● DOCUMENT SECTION
TRIGGERS OF CHRONIC FATIGUE SYNDROME

Many causes of CFS have been proposed, ranging from stress, to chemical exposures and metabolic derangements, to post-infectious complications. Since the body has only a limited repertoire of metabolic and inflammatory responses, it is not unreasonable to expect that the symptom complex of CFS may result from a common biochemical response to a variety of incitants [3,4,14, 20, 24]. Many CFS victims date the onset very precisely in time to an infection, usually an acute respiratory, gastrointestinal, or mononucleosis-like illness [1,3]. In some cases, a simultaneous infection with two viruses [25], or a retrovirus [9], appears responsible. Bacterial infections, particularly Brucellosis and Lyme disease, also sometimes precede CFS [1], as can gastrointestinal Candida hypersensitivity syndrome [26], and probably, protozoan infections. Post-infectious, abrupt onset, cases of CFS may not be exactly the same illness as CFS triggered by other causes, since careful immunologic studies have shown that circulating cytokines and leucocyte cell surface markers in these cases of CFS suggest an infectious cause, while, in contrast, CFS cases with gradual onset have reduced numbers of NK cells [27].

Other CFS patients have no infection history, but have had one of a variety of medical, surgical, obstetrical, or psychiatric stresses prior to the onset [2]. Some patients may develop CFS as a consequence of depression alone, which is not surprising since disturbed sleep patterns are characteristic of depression, and at least some of the symptoms of CFS can be triggered by interrupting sleep [4].

FUNCTIONAL ABNORMALITIES IN CHRONIC FATIGUE SYNDROME

CFS patients, when carefully tested, may show a variety of subtle performance deficits, however, there is no abnormality that is consistently found. Sleep electroencephalogram (EEG) tracings show abnormal alpha waves correlating with arousal disturbances and deprivation of stage IV sleep [4], and this may produce both musculoskeletal pain and cognitive fatigue. These findings resemble those in sleep apnea [28]. Abnormal evoked cognitive EEG potentials indicate decreased alertness and reaction time, and decreased speed of information processing [29]. Some muscle biopsies show persistent viral replication [30], necrosis and inflammation around muscle fibers [31], and abnormal single fiber EMG tracings, as long as several years into the illness [31]. Resting cardiac examinations are usually normal, but graded exercise testing may show markedly reduced exercise tolerance compatible with viral cardiomyopathy [32]. In a single case report, abnormal forced expiratory flow and diffusion capacity, similar to acute viral effects, but persisting over six months into the illness, was found [33].

LABORATORY EVALUATION OF CHRONIC FATIGUE SYNDROME

General laboratory tests in CFS are usually normal [10]. Despite the low yield, it is still necessary to do basic tests to supplement the physical exam. The list of conditions which must be excluded is long [10, 34] (Table 2).

(Saved data entries)

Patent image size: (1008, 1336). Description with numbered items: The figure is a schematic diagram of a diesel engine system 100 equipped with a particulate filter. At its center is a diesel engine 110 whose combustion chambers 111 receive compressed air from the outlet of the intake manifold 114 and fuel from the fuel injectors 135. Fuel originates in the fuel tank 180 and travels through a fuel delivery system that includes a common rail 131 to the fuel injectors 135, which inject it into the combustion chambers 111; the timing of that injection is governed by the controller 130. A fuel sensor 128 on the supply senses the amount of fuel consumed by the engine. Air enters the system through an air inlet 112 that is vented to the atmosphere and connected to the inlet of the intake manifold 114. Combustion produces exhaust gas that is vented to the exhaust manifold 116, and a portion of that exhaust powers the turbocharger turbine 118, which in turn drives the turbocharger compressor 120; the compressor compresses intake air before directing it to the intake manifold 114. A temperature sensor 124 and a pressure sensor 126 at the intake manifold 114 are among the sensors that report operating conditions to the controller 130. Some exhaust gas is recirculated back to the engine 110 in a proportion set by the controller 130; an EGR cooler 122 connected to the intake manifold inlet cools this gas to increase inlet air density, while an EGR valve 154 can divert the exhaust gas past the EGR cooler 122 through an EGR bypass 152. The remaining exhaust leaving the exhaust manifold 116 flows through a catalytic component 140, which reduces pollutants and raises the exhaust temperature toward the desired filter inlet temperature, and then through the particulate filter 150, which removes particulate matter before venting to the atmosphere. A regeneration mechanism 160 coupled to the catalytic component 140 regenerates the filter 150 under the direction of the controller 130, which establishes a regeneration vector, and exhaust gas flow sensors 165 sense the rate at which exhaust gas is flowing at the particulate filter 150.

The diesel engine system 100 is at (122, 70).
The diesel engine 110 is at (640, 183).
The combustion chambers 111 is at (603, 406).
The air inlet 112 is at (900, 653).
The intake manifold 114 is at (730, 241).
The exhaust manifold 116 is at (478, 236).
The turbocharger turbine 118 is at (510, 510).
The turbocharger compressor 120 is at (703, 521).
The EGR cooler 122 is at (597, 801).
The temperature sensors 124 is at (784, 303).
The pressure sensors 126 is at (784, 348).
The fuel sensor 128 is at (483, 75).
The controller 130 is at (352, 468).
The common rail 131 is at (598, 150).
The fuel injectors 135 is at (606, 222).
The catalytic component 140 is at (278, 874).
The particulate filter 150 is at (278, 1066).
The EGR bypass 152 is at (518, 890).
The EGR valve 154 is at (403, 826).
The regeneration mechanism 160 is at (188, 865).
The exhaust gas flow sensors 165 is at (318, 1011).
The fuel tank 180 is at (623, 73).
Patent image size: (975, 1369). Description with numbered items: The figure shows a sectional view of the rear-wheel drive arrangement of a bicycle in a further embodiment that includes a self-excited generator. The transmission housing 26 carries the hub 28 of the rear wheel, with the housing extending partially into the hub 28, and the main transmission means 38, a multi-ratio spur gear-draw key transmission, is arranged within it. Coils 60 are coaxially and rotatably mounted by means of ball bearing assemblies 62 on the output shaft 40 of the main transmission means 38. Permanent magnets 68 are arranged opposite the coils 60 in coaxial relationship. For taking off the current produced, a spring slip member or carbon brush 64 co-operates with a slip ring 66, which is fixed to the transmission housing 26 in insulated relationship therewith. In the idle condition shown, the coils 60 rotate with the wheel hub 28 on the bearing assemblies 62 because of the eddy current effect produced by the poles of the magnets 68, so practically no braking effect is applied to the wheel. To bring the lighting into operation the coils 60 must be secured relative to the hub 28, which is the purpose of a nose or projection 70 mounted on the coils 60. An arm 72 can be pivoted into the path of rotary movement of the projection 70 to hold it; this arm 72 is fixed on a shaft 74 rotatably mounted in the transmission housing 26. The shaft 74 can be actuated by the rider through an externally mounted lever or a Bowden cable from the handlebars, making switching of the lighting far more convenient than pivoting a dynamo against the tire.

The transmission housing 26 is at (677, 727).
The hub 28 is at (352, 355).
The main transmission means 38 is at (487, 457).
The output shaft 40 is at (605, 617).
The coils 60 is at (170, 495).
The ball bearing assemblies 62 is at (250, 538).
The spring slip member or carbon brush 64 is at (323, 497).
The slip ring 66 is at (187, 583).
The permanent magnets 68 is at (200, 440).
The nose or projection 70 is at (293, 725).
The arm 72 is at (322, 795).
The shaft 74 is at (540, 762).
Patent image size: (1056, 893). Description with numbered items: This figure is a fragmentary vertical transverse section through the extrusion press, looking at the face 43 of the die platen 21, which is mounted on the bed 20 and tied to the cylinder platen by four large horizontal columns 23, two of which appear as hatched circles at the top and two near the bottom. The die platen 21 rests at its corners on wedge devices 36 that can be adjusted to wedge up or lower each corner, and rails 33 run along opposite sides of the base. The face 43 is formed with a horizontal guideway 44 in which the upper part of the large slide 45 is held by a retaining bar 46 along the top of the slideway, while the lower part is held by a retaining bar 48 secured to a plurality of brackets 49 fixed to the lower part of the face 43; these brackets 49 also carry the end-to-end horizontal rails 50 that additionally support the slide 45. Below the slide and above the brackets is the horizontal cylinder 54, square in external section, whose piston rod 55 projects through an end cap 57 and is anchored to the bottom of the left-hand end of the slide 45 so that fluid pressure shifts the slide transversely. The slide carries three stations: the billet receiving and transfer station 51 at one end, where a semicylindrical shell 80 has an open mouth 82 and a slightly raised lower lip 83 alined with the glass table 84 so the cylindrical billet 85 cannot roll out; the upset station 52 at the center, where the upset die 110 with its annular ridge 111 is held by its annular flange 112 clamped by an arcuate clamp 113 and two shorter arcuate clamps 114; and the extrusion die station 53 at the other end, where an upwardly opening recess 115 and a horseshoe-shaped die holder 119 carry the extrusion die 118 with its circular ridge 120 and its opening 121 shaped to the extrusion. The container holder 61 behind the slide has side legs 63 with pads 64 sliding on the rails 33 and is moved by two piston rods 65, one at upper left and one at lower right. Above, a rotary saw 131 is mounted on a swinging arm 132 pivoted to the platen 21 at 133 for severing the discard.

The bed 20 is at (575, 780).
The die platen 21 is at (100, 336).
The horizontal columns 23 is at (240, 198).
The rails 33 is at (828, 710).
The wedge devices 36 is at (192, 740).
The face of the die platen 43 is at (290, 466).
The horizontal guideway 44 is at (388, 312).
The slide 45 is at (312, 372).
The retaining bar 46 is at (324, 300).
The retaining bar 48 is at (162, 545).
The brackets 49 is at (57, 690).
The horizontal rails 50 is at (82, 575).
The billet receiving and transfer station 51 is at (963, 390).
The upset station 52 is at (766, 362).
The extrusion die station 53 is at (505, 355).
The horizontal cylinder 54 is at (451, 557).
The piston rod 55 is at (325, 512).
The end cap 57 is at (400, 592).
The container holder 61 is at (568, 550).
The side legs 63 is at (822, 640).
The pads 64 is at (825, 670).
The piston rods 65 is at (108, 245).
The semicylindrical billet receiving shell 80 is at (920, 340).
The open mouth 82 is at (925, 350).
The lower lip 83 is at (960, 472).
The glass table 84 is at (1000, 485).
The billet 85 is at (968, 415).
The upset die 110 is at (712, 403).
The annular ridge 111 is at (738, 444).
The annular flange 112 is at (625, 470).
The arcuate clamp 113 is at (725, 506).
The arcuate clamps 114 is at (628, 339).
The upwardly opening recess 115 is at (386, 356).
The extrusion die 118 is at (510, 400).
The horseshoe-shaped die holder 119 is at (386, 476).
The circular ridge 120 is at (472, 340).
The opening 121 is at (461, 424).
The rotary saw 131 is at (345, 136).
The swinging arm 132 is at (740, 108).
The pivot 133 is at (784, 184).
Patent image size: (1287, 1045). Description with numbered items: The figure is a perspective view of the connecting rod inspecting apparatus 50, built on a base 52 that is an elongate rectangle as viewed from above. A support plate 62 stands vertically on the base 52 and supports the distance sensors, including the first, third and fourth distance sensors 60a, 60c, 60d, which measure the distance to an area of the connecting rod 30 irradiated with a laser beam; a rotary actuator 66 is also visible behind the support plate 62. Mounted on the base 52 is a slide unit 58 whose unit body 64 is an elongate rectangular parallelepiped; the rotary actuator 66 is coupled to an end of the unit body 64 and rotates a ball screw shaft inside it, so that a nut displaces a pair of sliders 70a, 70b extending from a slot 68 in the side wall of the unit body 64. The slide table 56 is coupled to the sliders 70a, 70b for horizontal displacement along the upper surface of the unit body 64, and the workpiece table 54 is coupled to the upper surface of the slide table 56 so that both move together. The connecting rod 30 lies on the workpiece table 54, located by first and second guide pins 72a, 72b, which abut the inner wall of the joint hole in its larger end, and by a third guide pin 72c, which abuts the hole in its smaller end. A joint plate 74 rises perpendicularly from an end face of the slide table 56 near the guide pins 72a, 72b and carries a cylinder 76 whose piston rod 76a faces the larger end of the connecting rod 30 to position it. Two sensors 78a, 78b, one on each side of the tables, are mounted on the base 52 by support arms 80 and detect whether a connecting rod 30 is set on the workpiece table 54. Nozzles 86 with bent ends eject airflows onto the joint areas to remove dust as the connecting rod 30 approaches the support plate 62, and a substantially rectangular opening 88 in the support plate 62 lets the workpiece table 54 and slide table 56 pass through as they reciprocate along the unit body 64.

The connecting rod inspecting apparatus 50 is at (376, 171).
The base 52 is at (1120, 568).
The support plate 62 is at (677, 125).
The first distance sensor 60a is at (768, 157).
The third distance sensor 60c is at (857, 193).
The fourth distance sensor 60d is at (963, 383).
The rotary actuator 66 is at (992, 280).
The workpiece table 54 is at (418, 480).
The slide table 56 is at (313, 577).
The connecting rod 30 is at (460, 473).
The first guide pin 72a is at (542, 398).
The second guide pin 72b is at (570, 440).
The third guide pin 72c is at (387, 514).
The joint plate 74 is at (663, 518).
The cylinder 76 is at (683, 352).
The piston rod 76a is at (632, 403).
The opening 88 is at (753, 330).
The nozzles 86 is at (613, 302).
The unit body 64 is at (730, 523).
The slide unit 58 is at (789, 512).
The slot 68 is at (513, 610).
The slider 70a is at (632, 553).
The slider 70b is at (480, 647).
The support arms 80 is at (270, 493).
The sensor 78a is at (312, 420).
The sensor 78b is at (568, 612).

● INSTRUCTIONS TO FOLLOW
According to the text on chronic fatigue syndrome, why is it unsurprising that some patients may develop CFS from depression alone? Answer in one to three sentences.

● RESPONSE
Disturbed sleep patterns are characteristic of depression, and at least some CFS symptoms can be triggered by interrupting sleep. This is why it is not surprising that depression alone may lead to CFS in some patients.